**Stated exercise**
How many lines of the records hold the string "Dikirim"? Reply with the number alone.

[Stored data entries]
_ _ _ _ _
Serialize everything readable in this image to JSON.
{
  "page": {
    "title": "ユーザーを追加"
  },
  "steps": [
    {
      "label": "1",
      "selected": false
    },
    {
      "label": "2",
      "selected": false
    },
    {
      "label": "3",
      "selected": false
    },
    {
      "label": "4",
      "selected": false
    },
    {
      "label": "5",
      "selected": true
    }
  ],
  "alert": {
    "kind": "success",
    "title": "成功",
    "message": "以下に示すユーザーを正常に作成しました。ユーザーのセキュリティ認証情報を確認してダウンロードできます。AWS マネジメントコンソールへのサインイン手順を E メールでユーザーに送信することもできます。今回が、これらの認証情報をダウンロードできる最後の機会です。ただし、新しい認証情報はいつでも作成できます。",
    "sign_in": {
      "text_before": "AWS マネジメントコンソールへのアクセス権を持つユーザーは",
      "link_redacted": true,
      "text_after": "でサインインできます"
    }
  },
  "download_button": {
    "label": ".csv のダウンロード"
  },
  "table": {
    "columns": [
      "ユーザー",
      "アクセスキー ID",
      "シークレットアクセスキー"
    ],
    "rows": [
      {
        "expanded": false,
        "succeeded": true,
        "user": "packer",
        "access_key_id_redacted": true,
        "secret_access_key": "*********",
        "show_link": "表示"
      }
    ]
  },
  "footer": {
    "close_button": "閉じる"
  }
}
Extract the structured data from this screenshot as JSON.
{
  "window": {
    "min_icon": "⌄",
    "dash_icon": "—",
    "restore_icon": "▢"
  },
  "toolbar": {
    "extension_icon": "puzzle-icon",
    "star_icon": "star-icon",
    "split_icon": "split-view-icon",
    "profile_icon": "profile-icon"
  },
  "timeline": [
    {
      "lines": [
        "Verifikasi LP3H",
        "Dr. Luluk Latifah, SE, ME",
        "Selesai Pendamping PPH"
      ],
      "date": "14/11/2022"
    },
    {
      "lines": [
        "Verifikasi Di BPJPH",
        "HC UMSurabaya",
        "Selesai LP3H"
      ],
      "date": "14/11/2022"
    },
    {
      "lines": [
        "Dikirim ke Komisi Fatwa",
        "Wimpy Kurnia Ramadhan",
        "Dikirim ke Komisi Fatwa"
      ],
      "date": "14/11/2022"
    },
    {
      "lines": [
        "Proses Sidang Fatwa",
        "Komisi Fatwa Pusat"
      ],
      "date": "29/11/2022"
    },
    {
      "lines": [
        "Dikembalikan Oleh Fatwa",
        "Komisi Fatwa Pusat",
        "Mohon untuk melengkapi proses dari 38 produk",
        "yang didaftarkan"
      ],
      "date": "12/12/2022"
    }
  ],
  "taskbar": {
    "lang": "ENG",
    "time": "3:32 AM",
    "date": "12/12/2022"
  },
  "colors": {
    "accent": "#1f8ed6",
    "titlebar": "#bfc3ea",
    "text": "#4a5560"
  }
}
_ _ _ _ _
**Exercise answer**
2